▶ _Requirement_: Could you write out every entry exactly as it stands?

(Figure data in JSON)
________

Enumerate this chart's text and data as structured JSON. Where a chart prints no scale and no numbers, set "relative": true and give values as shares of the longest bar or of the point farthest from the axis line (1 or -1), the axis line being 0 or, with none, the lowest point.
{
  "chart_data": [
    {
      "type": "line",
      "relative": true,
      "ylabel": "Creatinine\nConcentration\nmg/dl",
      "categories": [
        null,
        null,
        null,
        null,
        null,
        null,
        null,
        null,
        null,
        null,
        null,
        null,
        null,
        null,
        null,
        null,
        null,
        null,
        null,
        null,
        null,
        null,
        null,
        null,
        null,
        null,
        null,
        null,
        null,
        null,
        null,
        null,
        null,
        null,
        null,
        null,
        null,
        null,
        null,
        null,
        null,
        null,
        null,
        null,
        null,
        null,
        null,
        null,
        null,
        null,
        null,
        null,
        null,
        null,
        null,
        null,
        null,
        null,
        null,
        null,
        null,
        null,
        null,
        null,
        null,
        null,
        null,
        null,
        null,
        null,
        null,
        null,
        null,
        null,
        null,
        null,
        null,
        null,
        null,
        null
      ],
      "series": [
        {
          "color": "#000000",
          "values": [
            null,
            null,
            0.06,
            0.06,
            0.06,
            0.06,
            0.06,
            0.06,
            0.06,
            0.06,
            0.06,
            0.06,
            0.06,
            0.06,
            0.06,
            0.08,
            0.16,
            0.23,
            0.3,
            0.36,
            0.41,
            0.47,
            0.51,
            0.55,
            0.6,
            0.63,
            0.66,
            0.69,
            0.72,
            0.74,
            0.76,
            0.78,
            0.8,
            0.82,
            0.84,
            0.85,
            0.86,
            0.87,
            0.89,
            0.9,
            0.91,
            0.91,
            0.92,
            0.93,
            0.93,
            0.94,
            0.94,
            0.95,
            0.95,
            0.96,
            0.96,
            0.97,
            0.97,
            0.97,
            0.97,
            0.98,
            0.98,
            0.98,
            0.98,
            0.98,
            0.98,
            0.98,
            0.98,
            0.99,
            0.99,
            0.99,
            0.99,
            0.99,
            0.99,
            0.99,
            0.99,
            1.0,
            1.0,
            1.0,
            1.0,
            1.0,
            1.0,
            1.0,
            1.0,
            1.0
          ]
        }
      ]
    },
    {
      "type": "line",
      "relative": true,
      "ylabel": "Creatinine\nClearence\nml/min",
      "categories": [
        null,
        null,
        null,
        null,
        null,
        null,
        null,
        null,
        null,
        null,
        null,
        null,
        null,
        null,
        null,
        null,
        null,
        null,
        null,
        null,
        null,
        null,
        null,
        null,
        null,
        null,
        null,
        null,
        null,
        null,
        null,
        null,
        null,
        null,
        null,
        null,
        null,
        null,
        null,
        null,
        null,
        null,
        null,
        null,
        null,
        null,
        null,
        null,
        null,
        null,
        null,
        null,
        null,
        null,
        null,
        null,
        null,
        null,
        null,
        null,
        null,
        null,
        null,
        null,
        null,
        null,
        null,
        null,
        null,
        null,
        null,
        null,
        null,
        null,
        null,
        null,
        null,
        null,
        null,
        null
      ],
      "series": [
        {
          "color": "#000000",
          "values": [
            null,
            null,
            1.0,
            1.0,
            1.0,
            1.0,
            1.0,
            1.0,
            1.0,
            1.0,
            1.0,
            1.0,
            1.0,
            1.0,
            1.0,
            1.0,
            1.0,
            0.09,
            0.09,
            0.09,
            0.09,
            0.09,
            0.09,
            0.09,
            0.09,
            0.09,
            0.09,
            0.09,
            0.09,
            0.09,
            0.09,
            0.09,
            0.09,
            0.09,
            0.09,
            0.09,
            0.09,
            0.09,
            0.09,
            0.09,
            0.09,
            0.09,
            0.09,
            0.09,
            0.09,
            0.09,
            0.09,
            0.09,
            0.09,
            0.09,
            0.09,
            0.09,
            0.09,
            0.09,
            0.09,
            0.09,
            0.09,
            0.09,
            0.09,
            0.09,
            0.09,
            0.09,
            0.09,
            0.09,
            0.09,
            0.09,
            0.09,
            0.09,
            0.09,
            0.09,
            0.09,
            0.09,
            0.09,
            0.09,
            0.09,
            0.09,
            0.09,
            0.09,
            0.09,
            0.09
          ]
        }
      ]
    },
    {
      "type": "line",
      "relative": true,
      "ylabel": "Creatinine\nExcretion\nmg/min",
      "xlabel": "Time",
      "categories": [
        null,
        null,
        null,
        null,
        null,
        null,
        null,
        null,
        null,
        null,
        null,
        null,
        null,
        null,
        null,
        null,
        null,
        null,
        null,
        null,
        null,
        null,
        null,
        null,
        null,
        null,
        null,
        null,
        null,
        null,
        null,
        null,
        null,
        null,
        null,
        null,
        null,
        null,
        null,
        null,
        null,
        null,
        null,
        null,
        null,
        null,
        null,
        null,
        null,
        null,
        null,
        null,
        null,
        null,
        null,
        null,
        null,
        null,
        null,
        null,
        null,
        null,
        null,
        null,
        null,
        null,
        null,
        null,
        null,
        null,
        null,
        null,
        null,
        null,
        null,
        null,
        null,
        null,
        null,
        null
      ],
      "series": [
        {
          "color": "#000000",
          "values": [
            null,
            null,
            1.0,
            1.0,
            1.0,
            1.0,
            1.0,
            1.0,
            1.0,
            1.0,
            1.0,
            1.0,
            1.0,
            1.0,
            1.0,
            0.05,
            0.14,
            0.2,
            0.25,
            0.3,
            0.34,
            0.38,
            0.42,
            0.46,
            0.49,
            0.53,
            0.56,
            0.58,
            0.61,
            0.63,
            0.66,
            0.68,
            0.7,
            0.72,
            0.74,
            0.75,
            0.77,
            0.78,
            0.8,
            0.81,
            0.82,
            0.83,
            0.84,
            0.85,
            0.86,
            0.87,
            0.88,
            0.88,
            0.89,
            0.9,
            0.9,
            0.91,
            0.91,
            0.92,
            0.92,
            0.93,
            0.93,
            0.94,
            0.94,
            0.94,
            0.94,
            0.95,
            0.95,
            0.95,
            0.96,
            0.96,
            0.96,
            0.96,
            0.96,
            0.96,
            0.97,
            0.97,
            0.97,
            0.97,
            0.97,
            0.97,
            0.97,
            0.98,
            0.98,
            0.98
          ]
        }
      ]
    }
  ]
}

________

▶ _Correct result_:
Enumerate this chart's text and data as structured JSON. Where a chart prints no scale and no numbers, set "relative": true and give values as shares of the longest bar or of the point farthest from the axis line (1 or -1), the axis line being 0 or, with none, the lowest point.
{
  "chart_data": [
    {
      "type": "line",
      "relative": true,
      "ylabel": "Creatinine\nConcentration\nmg/dl",
      "categories": [
        null,
        null,
        null,
        null,
        null,
        null,
        null,
        null,
        null,
        null,
        null,
        null,
        null,
        null,
        null,
        null,
        null,
        null,
        null,
        null,
        null,
        null,
        null,
        null,
        null,
        null,
        null,
        null,
        null,
        null,
        null,
        null,
        null,
        null,
        null,
        null,
        null,
        null,
        null,
        null,
        null,
        null,
        null,
        null,
        null,
        null,
        null,
        null,
        null,
        null,
        null,
        null,
        null,
        null,
        null,
        null,
        null,
        null,
        null,
        null,
        null,
        null,
        null,
        null,
        null,
        null,
        null,
        null,
        null,
        null,
        null,
        null,
        null,
        null,
        null,
        null,
        null,
        null,
        null,
        null
      ],
      "series": [
        {
          "color": "#000000",
          "values": [
            null,
            null,
            0.06,
            0.06,
            0.06,
            0.06,
            0.06,
            0.06,
            0.06,
            0.06,
            0.06,
            0.06,
            0.06,
            0.06,
            0.06,
            0.08,
            0.16,
            0.23,
            0.3,
            0.36,
            0.41,
            0.47,
            0.51,
            0.55,
            0.6,
            0.63,
            0.66,
            0.69,
            0.72,
            0.74,
            0.76,
            0.78,
            0.8,
            0.82,
            0.84,
            0.85,
            0.86,
            0.87,
            0.89,
            0.9,
            0.91,
            0.91,
            0.92,
            0.93,
            0.93,
            0.94,
            0.94,
            0.95,
            0.95,
            0.96,
            0.96,
            0.97,
            0.97,
            0.97,
            0.97,
            0.98,
            0.98,
            0.98,
            0.98,
            0.98,
            0.98,
            0.98,
            0.98,
            0.99,
            0.99,
            0.99,
            0.99,
            0.99,
            0.99,
            0.99,
            0.99,
            1.0,
            1.0,
            1.0,
            1.0,
            1.0,
            1.0,
            1.0,
            1.0,
            1.0
          ]
        }
      ]
    },
    {
      "type": "line",
      "relative": true,
      "ylabel": "Creatinine\nClearence\nml/min",
      "categories": [
        null,
        null,
        null,
        null,
        null,
        null,
        null,
        null,
        null,
        null,
        null,
        null,
        null,
        null,
        null,
        null,
        null,
        null,
        null,
        null,
        null,
        null,
        null,
        null,
        null,
        null,
        null,
        null,
        null,
        null,
        null,
        null,
        null,
        null,
        null,
        null,
        null,
        null,
        null,
        null,
        null,
        null,
        null,
        null,
        null,
        null,
        null,
        null,
        null,
        null,
        null,
        null,
        null,
        null,
        null,
        null,
        null,
        null,
        null,
        null,
        null,
        null,
        null,
        null,
        null,
        null,
        null,
        null,
        null,
        null,
        null,
        null,
        null,
        null,
        null,
        null,
        null,
        null,
        null,
        null
      ],
      "series": [
        {
          "color": "#000000",
          "values": [
            null,
            null,
            1.0,
            1.0,
            1.0,
            1.0,
            1.0,
            1.0,
            1.0,
            1.0,
            1.0,
            1.0,
            1.0,
            1.0,
            1.0,
            1.0,
            1.0,
            0.09,
            0.09,
            0.09,
            0.09,
            0.09,
            0.09,
            0.09,
            0.09,
            0.09,
            0.09,
            0.09,
            0.09,
            0.09,
            0.09,
            0.09,
            0.09,
            0.09,
            0.09,
            0.09,
            0.09,
            0.09,
            0.09,
            0.09,
            0.09,
            0.09,
            0.09,
            0.09,
            0.09,
            0.09,
            0.09,
            0.09,
            0.09,
            0.09,
            0.09,
            0.09,
            0.09,
            0.09,
            0.09,
            0.09,
            0.09,
            0.09,
            0.09,
            0.09,
            0.09,
            0.09,
            0.09,
            0.09,
            0.09,
            0.09,
            0.09,
            0.09,
            0.09,
            0.09,
            0.09,
            0.09,
            0.09,
            0.09,
            0.09,
            0.09,
            0.09,
            0.09,
            0.09,
            0.09
          ]
        }
      ]
    },
    {
      "type": "line",
      "relative": true,
      "ylabel": "Creatinine\nExcretion\nmg/min",
      "xlabel": "Time",
      "categories": [
        null,
        null,
        null,
        null,
        null,
        null,
        null,
        null,
        null,
        null,
        null,
        null,
        null,
        null,
        null,
        null,
        null,
        null,
        null,
        null,
        null,
        null,
        null,
        null,
        null,
        null,
        null,
        null,
        null,
        null,
        null,
        null,
        null,
        null,
        null,
        null,
        null,
        null,
        null,
        null,
        null,
        null,
        null,
        null,
        null,
        null,
        null,
        null,
        null,
        null,
        null,
        null,
        null,
        null,
        null,
        null,
        null,
        null,
        null,
        null,
        null,
        null,
        null,
        null,
        null,
        null,
        null,
        null,
        null,
        null,
        null,
        null,
        null,
        null,
        null,
        null,
        null,
        null,
        null,
        null
      ],
      "series": [
        {
          "color": "#000000",
          "values": [
            null,
            null,
            1.0,
            1.0,
            1.0,
            1.0,
            1.0,
            1.0,
            1.0,
            1.0,
            1.0,
            1.0,
            1.0,
            1.0,
            1.0,
            0.05,
            0.14,
            0.2,
            0.25,
            0.3,
            0.34,
            0.38,
            0.42,
            0.46,
            0.49,
            0.53,
            0.56,
            0.58,
            0.61,
            0.63,
            0.66,
            0.68,
            0.7,
            0.72,
            0.74,
            0.75,
            0.77,
            0.78,
            0.8,
            0.81,
            0.82,
            0.83,
            0.84,
            0.85,
            0.86,
            0.87,
            0.88,
            0.88,
            0.89,
            0.9,
            0.9,
            0.91,
            0.91,
            0.92,
            0.92,
            0.93,
            0.93,
            0.94,
            0.94,
            0.94,
            0.94,
            0.95,
            0.95,
            0.95,
            0.96,
            0.96,
            0.96,
            0.96,
            0.96,
            0.96,
            0.97,
            0.97,
            0.97,
            0.97,
            0.97,
            0.97,
            0.97,
            0.98,
            0.98,
            0.98
          ]
        }
      ]
    }
  ]
}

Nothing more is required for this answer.